WORK INSTRUCTIONS –
Retype the listing below verbatim, from its first line through the line containing "step-title: Set up", including both of those lines.

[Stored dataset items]
>>>
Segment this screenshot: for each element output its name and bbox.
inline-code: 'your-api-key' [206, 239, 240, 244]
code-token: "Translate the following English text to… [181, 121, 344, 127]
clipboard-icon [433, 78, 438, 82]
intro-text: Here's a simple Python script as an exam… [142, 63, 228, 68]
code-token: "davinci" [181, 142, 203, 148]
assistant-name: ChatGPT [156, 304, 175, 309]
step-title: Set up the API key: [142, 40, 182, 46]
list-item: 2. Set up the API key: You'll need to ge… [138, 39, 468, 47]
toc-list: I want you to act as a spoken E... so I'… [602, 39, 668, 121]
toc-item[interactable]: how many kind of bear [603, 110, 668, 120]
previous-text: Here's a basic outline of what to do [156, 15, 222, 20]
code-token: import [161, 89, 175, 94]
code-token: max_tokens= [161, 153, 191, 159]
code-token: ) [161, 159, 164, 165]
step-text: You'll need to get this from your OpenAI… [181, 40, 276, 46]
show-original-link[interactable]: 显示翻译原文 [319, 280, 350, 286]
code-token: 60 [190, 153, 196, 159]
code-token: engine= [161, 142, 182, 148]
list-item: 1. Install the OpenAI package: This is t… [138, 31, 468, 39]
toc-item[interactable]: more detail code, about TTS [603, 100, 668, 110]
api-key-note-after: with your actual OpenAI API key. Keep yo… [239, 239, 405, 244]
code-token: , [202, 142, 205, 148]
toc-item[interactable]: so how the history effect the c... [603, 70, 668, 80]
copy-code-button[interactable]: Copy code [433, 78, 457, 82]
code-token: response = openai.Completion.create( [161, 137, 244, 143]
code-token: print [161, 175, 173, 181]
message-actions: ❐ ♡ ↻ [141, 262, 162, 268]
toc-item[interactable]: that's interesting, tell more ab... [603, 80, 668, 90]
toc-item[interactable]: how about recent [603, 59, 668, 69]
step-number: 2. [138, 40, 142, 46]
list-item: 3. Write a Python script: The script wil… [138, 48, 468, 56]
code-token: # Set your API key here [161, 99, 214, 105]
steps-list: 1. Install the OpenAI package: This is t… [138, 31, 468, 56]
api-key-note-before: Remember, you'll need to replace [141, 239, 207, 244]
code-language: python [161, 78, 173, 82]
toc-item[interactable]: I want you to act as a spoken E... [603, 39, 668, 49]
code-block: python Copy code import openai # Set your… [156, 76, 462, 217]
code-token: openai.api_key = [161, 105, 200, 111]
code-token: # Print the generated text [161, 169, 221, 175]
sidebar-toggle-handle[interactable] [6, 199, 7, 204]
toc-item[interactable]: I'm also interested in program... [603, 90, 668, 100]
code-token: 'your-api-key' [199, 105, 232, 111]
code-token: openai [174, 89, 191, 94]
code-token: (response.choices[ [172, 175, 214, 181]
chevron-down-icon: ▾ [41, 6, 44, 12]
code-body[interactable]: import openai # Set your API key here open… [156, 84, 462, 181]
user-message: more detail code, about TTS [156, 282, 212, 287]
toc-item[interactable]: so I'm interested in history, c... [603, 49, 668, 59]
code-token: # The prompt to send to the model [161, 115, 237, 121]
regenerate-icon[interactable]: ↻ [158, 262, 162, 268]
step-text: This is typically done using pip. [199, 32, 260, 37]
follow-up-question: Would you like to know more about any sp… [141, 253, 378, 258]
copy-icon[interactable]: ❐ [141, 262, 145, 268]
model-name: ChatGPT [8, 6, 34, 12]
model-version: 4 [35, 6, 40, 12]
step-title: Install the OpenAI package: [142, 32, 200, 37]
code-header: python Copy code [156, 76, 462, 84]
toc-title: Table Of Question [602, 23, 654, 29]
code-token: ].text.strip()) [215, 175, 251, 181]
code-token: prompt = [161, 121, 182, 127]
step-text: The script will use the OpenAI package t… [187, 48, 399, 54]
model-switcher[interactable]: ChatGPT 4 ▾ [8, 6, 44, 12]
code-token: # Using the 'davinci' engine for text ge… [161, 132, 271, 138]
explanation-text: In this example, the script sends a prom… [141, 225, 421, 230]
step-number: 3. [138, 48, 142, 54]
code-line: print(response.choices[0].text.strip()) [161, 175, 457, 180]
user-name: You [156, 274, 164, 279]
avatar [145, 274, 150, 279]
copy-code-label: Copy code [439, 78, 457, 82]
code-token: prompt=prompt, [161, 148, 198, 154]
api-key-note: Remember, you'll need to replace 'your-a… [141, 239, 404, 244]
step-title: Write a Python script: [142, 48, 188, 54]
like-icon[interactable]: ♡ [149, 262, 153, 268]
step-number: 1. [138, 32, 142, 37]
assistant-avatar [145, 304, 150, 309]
<<<
OUTPUT –
Segment this screenshot: for each element output its name and bbox.
inline-code: 'your-api-key' [206, 239, 240, 244]
code-token: "Translate the following English text to… [181, 121, 344, 127]
clipboard-icon [433, 78, 438, 82]
intro-text: Here's a simple Python script as an exam… [142, 63, 228, 68]
code-token: "davinci" [181, 142, 203, 148]
assistant-name: ChatGPT [156, 304, 175, 309]
step-title: Set up the API key: [142, 40, 182, 46]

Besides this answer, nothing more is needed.